- _WORK INSTRUCTIONS_
Find all the lines with "digitum" and gather them.

- _MATERIAL SHOWN_
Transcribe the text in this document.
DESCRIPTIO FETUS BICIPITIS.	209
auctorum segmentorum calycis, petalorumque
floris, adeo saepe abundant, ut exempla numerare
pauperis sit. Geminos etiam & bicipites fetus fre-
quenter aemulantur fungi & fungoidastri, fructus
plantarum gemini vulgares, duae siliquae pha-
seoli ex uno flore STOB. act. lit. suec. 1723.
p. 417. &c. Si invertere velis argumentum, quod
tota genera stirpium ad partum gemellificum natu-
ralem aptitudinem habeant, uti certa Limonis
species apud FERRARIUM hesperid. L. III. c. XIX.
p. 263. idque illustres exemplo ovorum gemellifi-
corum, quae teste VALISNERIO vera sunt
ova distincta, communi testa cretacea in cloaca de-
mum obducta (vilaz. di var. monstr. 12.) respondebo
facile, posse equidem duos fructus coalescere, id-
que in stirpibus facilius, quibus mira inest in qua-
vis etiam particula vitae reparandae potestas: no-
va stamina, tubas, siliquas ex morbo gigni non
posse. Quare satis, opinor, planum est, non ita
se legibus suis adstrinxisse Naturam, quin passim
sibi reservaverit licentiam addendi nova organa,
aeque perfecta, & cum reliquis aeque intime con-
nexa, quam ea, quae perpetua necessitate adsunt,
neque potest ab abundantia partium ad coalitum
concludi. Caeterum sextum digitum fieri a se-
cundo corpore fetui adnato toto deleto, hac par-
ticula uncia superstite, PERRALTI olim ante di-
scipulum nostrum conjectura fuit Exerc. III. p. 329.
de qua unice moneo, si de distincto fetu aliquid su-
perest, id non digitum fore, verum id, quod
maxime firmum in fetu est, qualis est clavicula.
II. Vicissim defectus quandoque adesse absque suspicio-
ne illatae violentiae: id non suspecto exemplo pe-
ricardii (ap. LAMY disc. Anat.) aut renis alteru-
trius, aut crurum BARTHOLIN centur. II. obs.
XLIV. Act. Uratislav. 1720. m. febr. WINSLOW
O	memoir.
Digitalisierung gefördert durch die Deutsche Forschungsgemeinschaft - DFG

- _RESPONSE BELOW_
concludi. Caeterum sextum digitum fieri a se-
perest, id non digitum fore, verum id, quod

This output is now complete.